- _WHAT YOU WILL DO_
Pick out each line containing the string "this".

Dataset rows about figures:

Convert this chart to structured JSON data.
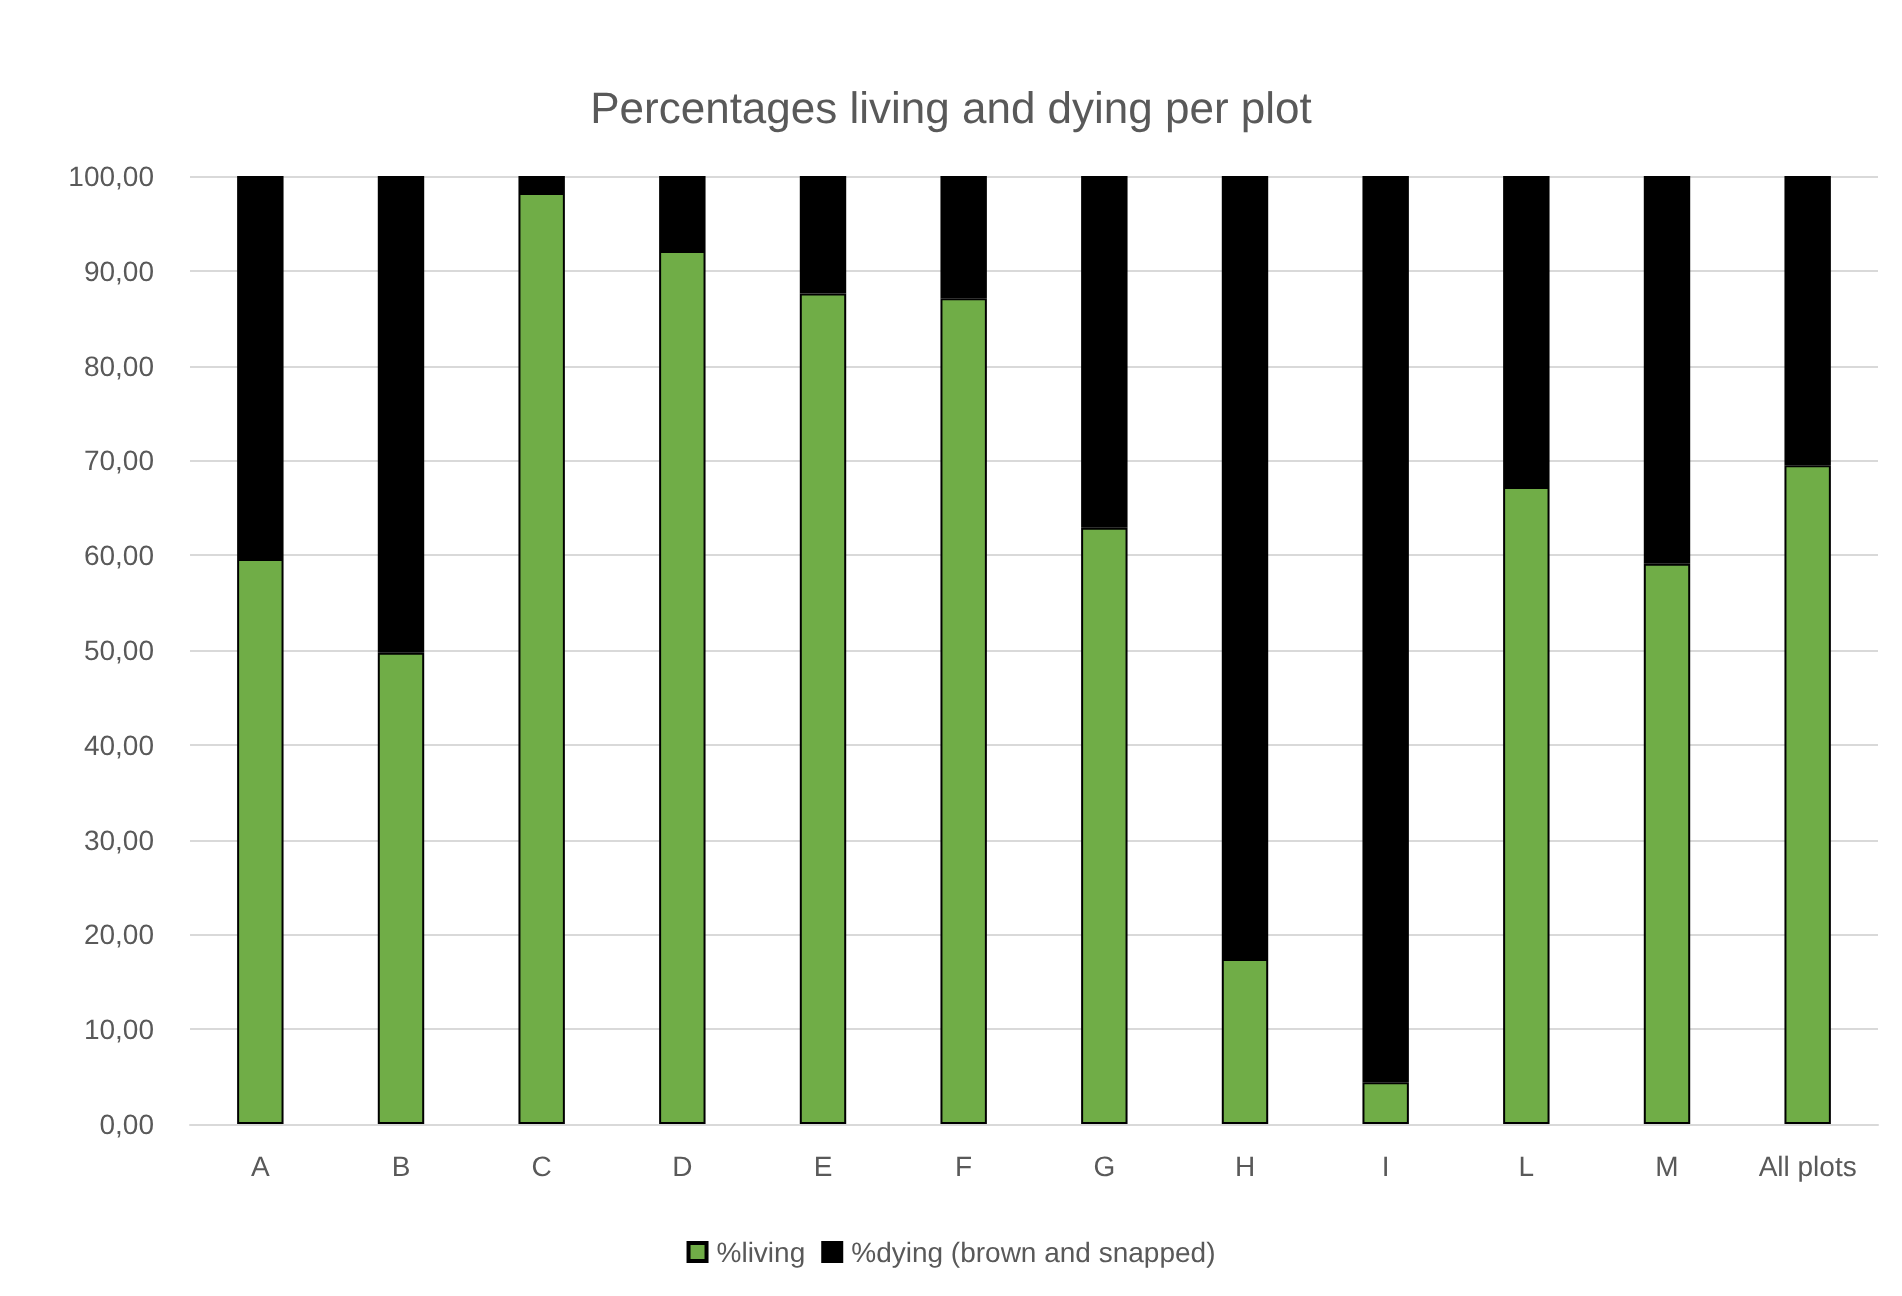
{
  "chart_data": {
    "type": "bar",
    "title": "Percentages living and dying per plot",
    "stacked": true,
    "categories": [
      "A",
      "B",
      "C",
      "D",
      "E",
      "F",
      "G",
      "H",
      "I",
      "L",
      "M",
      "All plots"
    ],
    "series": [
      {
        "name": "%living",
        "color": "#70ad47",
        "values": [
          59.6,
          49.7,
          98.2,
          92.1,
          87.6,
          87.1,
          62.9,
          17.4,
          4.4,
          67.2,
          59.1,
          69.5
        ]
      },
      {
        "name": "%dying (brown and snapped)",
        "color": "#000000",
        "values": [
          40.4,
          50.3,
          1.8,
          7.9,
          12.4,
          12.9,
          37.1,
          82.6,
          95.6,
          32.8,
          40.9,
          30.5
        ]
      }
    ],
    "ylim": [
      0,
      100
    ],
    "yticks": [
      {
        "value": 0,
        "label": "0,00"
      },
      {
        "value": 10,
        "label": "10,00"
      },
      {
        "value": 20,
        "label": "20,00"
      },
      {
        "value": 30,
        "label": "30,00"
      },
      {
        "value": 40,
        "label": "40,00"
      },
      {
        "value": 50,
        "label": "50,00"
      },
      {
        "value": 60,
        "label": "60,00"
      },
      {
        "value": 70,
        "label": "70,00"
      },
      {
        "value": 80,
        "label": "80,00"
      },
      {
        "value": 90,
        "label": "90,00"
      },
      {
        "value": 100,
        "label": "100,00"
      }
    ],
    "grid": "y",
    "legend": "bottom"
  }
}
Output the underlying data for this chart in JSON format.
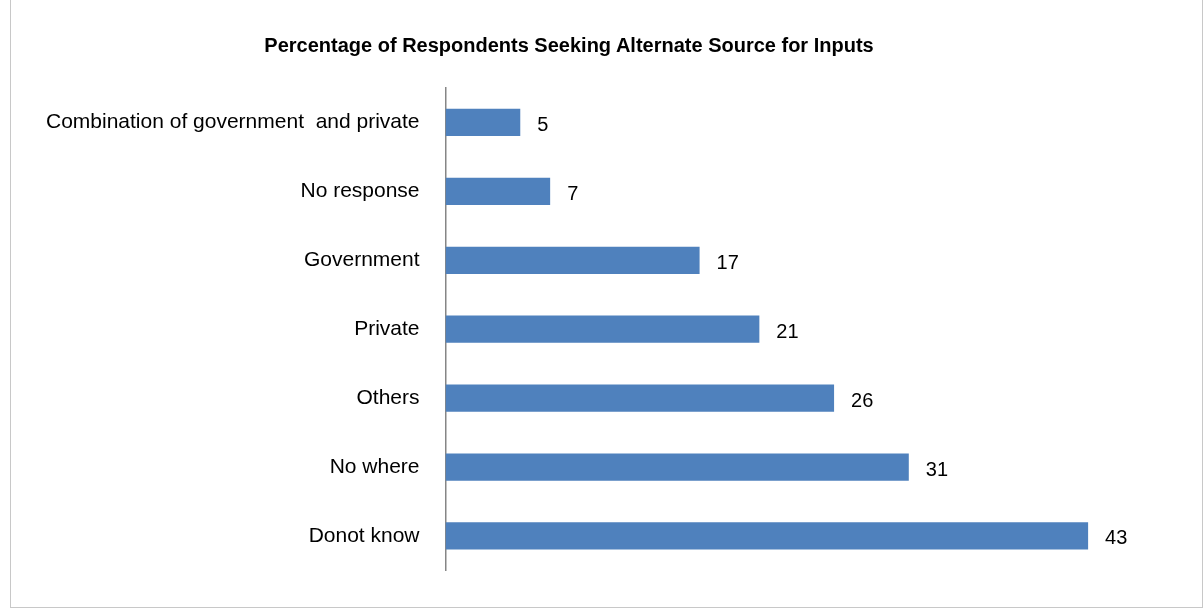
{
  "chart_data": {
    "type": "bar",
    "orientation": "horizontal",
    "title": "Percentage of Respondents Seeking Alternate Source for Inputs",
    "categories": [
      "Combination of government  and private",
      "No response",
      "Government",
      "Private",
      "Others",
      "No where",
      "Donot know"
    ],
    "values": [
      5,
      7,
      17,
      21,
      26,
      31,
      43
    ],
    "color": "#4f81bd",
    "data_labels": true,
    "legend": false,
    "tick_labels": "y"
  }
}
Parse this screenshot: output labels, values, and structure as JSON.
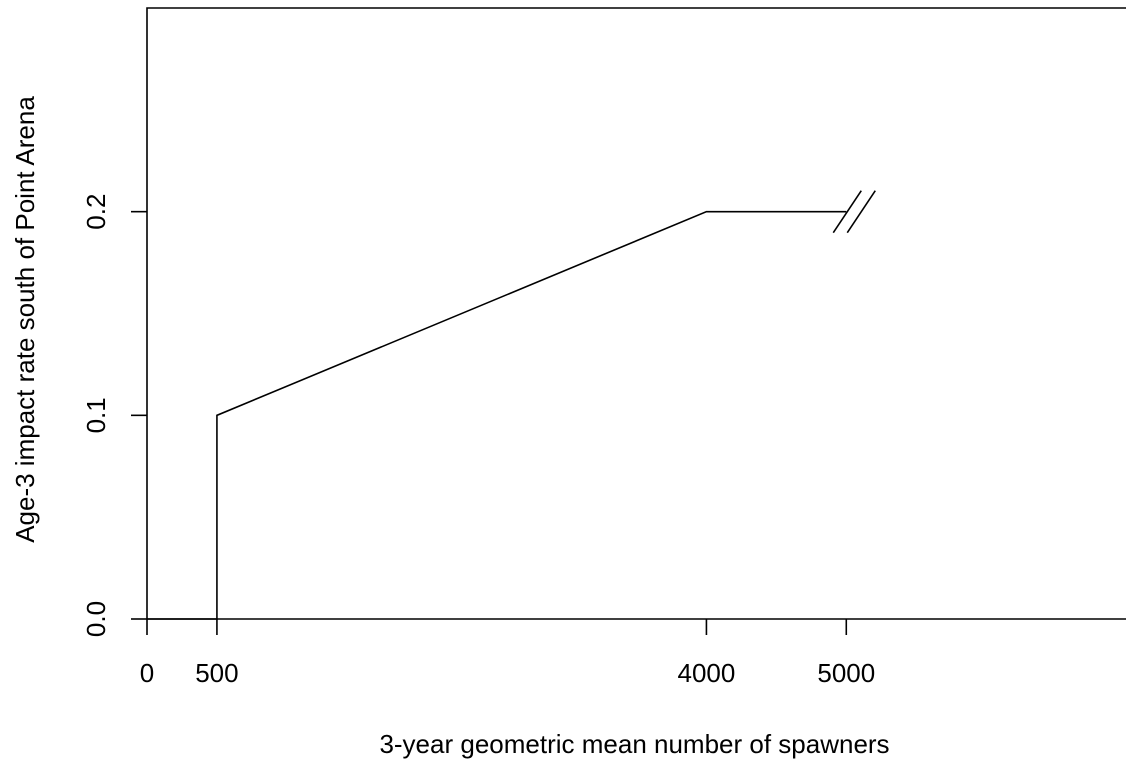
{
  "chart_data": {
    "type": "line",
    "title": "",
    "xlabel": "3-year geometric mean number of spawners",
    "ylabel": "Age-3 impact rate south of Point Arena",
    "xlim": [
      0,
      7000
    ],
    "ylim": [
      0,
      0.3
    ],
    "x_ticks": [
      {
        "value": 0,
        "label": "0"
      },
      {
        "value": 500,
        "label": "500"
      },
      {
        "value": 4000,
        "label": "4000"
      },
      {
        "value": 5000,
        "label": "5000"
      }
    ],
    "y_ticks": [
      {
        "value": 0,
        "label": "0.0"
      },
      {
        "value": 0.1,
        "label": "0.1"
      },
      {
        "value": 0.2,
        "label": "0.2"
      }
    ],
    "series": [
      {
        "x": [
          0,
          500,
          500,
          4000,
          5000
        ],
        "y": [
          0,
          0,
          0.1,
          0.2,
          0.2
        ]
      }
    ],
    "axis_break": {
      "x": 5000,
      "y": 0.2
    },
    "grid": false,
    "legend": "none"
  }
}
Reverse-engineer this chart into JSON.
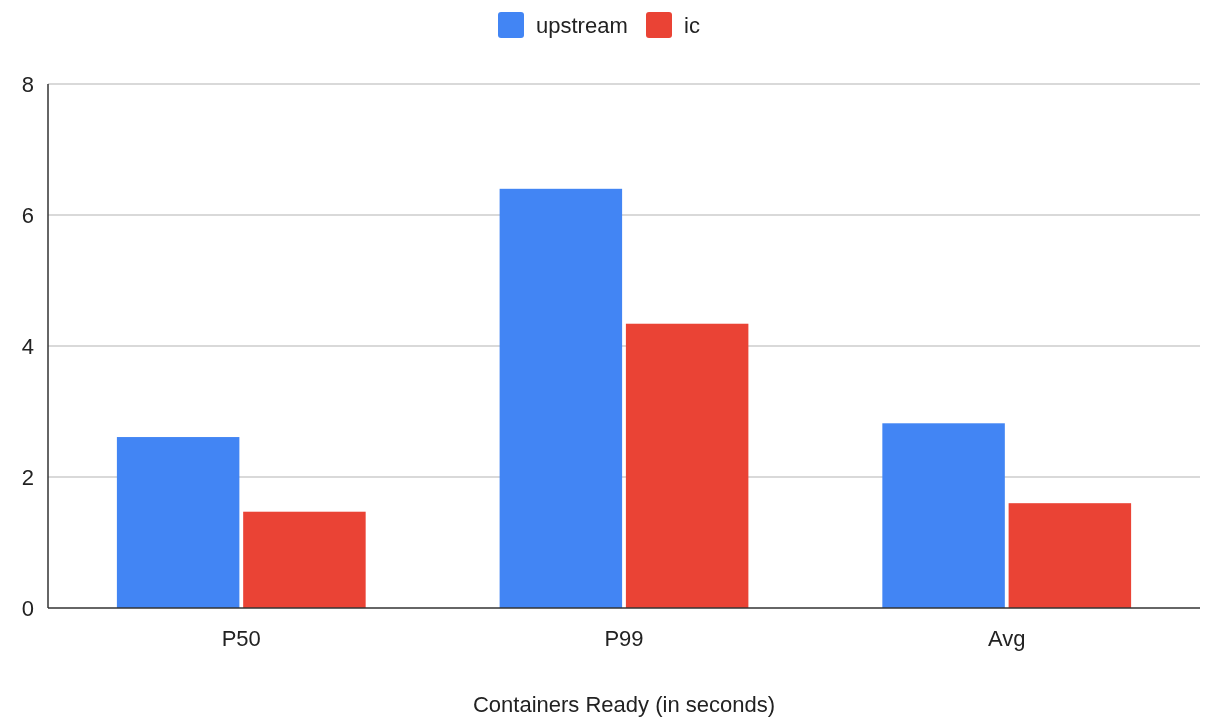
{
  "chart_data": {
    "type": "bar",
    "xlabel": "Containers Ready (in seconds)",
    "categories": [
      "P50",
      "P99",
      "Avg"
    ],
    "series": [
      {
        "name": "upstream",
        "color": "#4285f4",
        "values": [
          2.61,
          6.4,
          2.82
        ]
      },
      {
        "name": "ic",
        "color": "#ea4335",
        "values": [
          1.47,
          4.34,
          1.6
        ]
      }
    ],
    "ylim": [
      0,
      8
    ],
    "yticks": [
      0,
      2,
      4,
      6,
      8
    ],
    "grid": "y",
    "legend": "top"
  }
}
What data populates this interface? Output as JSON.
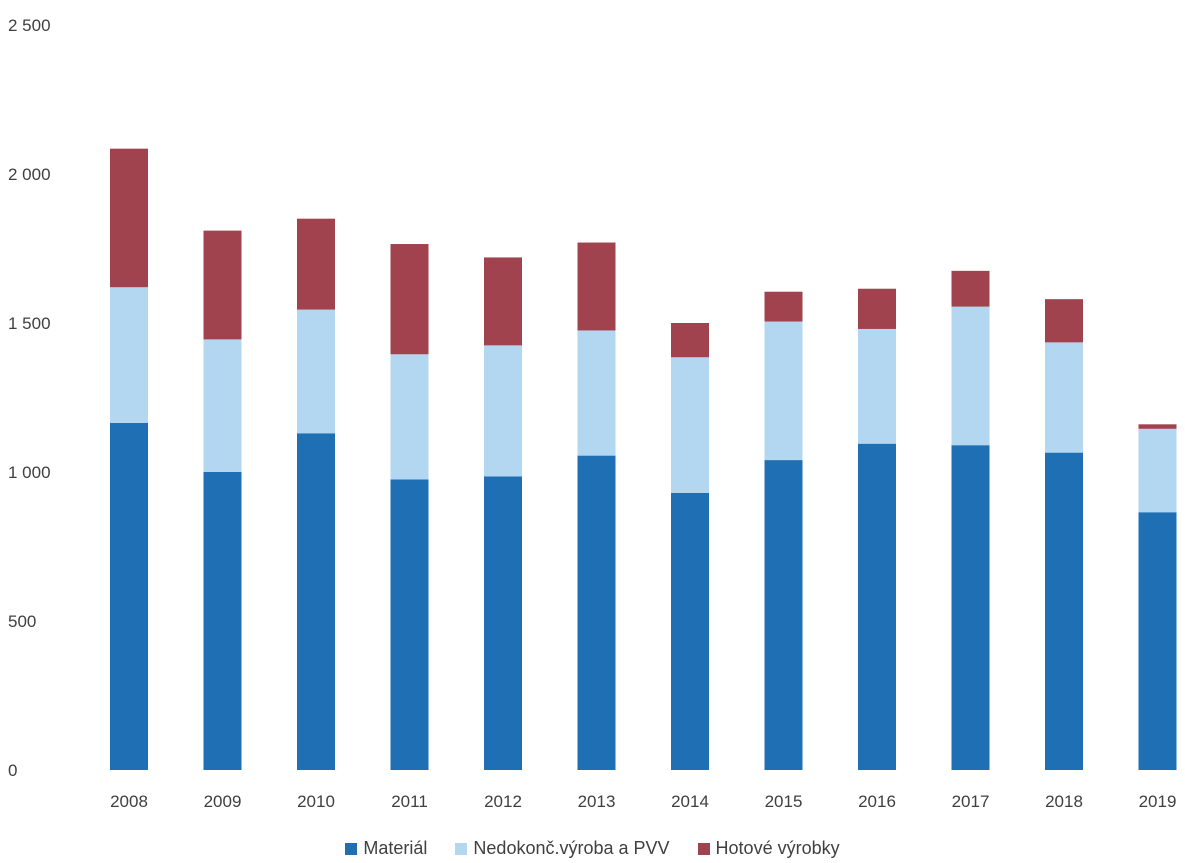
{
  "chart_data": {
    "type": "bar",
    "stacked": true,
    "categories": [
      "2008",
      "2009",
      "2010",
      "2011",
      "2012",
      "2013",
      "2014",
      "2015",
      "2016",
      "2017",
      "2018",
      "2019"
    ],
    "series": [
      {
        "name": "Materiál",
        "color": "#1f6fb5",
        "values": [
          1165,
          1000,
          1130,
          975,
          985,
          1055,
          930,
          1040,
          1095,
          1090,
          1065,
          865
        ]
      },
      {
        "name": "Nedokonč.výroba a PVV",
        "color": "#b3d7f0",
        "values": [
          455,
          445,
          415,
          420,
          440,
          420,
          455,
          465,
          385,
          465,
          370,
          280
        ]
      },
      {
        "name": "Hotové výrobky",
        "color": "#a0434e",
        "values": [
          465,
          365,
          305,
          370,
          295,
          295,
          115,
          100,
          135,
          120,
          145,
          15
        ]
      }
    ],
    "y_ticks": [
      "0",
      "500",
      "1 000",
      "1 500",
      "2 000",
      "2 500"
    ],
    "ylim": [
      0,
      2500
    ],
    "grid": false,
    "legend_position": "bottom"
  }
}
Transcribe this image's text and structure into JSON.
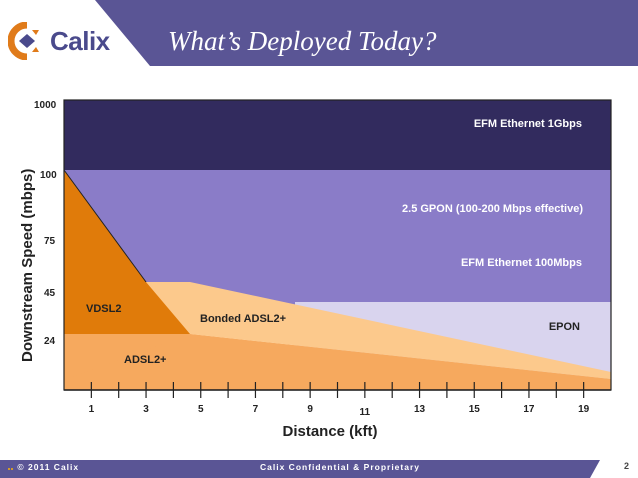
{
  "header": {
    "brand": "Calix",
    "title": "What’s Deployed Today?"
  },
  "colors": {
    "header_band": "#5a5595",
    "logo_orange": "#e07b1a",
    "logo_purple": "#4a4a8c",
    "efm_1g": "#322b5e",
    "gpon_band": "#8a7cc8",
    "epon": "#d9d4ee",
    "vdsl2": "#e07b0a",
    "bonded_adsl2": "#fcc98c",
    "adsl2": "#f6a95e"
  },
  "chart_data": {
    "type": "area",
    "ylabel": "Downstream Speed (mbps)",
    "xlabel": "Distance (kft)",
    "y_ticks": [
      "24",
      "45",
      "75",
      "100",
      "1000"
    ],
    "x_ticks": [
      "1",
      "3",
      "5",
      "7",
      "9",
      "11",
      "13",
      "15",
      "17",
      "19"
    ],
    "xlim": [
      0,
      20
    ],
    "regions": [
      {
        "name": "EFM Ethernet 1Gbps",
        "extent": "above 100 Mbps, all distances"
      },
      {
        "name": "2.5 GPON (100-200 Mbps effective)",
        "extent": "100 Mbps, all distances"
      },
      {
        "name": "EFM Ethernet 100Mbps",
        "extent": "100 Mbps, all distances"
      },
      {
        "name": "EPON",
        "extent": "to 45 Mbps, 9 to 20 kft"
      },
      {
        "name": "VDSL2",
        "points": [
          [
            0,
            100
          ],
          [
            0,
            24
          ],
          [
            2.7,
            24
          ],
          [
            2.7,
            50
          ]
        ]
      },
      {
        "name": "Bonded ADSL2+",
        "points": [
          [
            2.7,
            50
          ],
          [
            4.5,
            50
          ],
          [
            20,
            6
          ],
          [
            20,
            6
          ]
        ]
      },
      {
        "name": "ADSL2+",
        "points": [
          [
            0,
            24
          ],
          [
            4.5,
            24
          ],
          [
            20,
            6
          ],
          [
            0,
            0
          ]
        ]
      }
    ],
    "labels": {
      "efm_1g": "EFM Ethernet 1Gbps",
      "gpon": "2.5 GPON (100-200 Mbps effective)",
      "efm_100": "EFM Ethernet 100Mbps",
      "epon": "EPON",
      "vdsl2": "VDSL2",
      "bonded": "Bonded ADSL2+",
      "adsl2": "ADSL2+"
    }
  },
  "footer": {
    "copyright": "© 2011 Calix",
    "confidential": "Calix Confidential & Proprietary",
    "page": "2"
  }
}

- _EXERCISE ANSWER_
Convert this chart to structured JSON data.
Output the underlying data for this chart in JSON format.
Parse this screenshot: output labels, values, and structure as JSON.
Reverse-engineer this chart into JSON.
What data populates this interface? Output as JSON.
Transcribe this image's text and structure into JSON.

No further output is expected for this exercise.